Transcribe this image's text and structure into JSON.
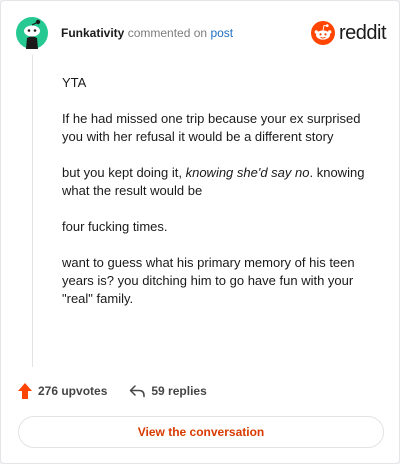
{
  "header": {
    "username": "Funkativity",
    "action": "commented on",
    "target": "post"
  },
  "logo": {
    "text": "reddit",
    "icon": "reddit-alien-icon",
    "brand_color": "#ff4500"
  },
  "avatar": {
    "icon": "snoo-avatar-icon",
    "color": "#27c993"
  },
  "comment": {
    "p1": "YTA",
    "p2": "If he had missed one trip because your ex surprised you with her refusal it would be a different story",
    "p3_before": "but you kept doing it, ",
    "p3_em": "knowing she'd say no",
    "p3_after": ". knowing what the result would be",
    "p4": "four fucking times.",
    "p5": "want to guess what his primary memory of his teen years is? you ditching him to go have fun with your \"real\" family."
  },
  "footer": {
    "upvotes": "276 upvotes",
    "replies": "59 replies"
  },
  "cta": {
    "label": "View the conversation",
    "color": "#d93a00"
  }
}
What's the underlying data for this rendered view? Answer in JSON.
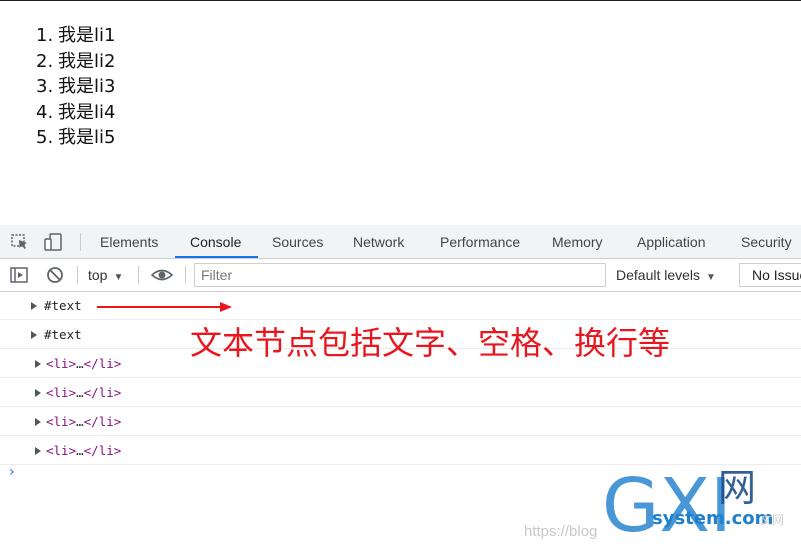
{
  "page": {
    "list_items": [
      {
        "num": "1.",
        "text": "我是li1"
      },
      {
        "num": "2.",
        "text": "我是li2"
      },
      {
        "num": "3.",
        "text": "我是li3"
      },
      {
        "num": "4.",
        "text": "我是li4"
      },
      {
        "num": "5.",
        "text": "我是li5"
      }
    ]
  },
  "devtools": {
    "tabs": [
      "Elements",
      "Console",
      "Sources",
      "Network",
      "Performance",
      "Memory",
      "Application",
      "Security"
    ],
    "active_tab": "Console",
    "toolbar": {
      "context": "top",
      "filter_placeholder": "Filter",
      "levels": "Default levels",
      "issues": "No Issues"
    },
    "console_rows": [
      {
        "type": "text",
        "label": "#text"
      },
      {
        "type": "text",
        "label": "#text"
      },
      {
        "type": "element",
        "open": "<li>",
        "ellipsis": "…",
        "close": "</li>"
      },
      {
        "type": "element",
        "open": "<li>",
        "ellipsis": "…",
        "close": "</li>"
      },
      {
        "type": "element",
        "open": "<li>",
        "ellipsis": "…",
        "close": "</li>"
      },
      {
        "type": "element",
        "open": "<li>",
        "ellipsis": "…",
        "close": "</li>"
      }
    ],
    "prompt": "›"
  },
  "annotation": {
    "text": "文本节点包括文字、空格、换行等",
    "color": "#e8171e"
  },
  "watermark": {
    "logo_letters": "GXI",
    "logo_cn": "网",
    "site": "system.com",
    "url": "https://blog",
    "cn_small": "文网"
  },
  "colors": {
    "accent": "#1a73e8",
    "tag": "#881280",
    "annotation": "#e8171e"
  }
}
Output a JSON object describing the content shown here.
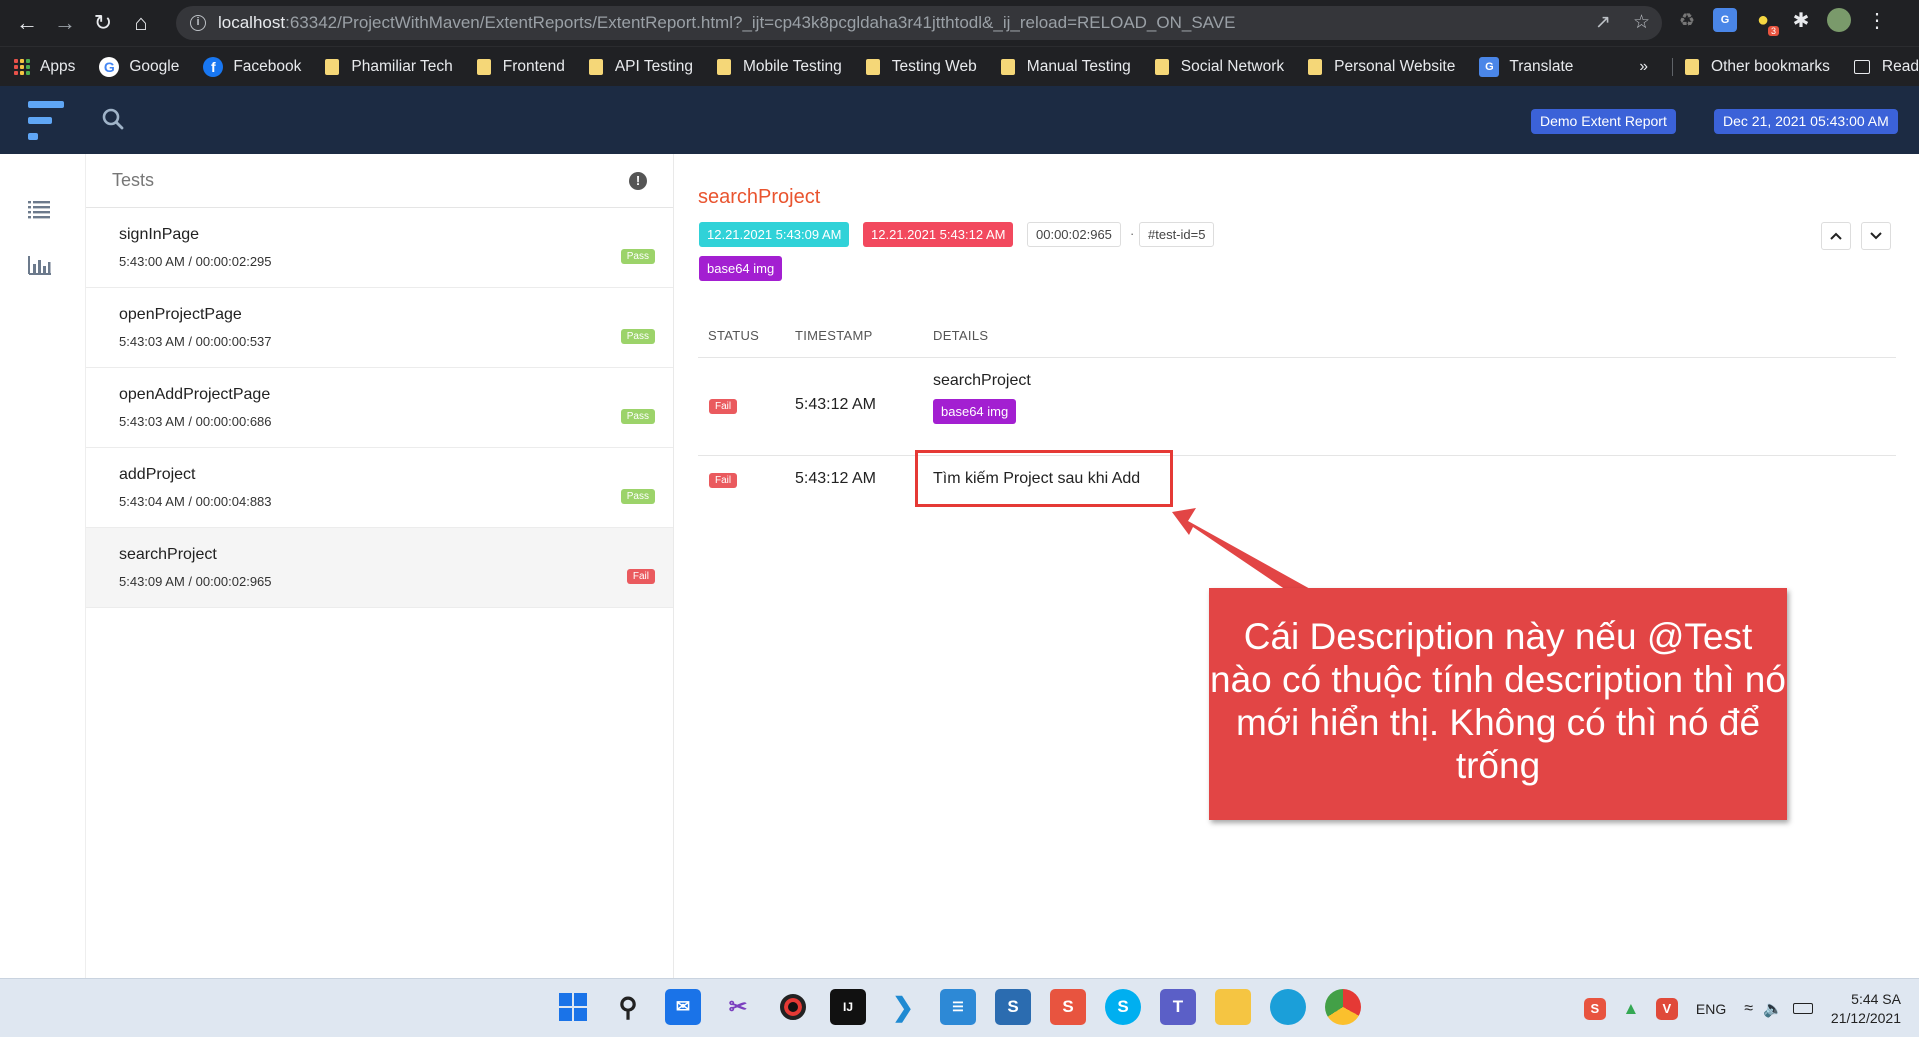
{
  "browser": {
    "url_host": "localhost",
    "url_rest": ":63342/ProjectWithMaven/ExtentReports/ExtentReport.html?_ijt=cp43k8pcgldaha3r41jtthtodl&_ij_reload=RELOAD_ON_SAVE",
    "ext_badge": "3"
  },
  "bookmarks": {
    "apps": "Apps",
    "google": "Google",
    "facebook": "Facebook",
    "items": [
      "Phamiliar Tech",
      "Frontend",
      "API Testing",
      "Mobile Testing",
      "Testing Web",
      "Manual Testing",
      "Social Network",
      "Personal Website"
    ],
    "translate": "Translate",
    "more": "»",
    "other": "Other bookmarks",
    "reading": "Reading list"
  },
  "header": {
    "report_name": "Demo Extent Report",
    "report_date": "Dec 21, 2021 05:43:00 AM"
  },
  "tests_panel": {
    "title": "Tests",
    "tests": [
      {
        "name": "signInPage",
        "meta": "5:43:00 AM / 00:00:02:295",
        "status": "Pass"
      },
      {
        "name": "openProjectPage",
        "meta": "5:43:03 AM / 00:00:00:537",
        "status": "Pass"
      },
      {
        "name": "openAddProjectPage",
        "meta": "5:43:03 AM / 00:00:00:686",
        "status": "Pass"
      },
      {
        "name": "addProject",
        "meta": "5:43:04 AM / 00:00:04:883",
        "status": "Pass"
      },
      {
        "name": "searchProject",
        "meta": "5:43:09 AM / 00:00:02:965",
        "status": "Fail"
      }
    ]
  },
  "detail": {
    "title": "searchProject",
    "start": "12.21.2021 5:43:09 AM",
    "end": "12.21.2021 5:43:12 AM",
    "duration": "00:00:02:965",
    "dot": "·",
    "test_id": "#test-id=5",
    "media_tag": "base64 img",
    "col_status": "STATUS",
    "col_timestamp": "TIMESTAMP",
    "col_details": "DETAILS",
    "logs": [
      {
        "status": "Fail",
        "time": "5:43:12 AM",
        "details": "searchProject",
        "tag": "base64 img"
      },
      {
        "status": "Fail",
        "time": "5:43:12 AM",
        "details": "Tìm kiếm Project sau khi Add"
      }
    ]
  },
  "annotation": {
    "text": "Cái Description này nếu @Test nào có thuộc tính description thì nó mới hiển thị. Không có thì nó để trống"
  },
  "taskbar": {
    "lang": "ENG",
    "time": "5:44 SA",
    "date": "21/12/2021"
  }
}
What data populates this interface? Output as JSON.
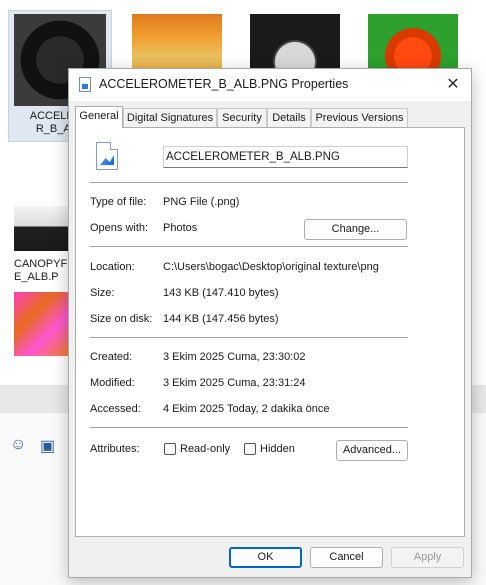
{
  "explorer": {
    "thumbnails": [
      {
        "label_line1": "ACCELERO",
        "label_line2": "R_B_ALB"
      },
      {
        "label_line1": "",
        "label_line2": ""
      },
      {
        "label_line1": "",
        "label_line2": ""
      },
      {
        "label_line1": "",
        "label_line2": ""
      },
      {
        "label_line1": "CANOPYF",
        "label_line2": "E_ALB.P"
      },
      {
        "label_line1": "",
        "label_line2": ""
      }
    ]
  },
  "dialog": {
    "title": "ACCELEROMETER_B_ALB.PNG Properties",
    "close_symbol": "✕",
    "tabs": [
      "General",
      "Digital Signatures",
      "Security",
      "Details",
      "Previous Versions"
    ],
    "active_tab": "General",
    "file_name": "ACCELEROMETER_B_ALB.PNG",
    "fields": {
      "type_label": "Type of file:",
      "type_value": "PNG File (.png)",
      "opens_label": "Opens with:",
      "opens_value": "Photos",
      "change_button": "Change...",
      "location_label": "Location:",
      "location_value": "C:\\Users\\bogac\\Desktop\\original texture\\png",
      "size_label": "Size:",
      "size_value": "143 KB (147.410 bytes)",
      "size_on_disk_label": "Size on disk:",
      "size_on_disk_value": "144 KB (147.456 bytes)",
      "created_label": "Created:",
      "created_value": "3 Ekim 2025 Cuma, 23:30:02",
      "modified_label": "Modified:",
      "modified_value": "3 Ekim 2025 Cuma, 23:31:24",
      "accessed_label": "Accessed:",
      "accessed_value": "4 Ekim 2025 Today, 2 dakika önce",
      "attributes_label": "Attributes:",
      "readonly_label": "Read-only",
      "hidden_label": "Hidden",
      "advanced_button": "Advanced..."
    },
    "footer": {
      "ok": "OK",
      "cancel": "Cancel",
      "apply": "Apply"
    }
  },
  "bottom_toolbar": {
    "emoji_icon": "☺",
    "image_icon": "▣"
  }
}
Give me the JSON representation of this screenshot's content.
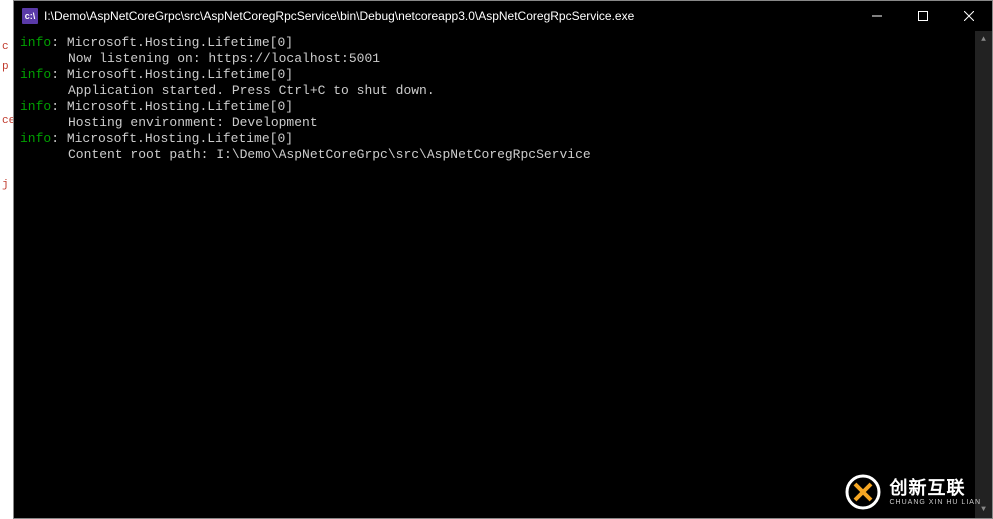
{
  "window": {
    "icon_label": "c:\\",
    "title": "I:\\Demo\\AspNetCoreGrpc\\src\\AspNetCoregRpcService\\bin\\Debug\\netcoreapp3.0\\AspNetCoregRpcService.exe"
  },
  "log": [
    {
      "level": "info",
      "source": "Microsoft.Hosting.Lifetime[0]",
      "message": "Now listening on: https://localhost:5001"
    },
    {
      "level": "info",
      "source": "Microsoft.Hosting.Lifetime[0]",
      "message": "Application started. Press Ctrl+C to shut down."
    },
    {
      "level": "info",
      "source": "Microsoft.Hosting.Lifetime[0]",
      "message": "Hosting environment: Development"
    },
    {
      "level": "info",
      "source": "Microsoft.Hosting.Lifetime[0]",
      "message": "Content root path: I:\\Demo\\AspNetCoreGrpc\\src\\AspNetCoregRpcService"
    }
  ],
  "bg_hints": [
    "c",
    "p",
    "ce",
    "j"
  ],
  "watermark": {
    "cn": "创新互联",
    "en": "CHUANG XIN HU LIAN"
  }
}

| EXERCISE |
Look through the data and gather every line with the string "title" in it.

| ANSWER TO THE PROBLEM |
    "title": "Tests",
    "title": "searchProject",
    "title": "ACCELEROMETER_B_ALB.PNG Properties",
    "title": "I:\\Demo\\AspNetCoreGrpc\\src\\AspNetCoregRpcService\\bin\\Debug\\netcoreapp3.0\\AspNetCoregRpcService.exe"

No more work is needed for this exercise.